# start of Records

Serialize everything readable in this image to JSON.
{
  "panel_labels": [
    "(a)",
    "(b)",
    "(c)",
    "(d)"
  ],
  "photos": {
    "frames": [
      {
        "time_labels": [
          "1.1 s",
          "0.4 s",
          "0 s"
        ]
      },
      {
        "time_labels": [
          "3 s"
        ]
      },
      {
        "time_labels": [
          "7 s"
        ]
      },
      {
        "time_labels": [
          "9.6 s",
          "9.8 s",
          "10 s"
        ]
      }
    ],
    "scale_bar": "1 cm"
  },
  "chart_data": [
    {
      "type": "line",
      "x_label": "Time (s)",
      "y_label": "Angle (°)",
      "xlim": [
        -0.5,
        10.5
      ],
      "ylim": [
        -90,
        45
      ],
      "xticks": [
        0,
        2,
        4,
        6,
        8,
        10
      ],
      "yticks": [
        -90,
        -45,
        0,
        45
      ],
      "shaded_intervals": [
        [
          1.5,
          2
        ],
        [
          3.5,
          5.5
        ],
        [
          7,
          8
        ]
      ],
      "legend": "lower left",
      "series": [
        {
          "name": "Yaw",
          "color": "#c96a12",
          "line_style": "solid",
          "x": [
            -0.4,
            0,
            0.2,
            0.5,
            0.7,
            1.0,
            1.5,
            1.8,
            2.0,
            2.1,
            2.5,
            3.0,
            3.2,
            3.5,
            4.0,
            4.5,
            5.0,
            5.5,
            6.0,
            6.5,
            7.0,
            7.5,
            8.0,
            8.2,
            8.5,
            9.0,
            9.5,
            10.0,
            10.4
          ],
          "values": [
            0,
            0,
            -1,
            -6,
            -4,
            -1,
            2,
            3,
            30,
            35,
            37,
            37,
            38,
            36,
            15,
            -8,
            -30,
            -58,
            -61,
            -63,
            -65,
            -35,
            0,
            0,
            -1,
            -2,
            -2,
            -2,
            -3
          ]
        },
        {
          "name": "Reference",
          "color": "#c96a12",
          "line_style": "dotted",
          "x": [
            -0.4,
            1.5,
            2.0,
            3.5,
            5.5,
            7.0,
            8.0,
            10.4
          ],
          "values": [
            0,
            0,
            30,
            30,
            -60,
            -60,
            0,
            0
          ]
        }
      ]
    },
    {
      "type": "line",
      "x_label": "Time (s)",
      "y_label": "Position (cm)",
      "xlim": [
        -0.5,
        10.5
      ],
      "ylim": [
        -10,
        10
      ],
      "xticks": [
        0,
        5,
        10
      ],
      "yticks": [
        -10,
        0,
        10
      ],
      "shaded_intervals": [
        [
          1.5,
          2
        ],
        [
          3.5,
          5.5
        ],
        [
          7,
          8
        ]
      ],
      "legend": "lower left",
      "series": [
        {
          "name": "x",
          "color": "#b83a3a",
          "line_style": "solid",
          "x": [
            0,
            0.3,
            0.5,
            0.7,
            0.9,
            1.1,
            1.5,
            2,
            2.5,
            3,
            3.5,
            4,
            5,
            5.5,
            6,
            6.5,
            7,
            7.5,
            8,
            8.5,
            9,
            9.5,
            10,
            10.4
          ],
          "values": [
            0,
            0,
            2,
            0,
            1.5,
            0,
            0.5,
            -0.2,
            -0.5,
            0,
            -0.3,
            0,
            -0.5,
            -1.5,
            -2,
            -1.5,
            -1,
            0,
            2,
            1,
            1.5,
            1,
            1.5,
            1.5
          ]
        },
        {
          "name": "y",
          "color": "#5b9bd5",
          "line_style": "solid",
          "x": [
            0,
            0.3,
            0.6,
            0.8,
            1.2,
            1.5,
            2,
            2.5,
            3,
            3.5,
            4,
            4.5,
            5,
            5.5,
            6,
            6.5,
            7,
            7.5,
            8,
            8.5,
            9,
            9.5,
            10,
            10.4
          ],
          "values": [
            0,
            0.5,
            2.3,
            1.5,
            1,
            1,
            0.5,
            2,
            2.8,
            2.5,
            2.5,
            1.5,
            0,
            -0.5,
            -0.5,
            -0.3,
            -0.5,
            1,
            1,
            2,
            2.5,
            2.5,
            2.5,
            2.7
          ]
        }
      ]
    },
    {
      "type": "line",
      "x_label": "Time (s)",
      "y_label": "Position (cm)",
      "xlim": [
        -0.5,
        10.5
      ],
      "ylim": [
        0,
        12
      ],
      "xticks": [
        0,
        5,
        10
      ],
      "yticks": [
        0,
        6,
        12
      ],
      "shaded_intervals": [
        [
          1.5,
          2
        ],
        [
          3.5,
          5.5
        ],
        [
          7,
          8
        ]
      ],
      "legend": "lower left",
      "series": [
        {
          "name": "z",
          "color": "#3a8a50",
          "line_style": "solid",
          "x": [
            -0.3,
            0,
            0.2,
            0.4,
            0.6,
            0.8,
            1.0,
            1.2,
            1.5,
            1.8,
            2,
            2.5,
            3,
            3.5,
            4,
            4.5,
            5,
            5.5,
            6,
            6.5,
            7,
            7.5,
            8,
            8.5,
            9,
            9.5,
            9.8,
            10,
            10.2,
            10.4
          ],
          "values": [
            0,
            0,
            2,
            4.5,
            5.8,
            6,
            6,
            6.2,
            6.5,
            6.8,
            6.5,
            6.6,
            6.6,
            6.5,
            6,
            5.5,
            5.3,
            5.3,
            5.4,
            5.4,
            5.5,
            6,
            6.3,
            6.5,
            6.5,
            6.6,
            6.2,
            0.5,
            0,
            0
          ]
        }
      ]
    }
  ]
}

# end of Records

What is needed:
Count every line in the listing above that holds "name", then report only the count.

Expected output:
5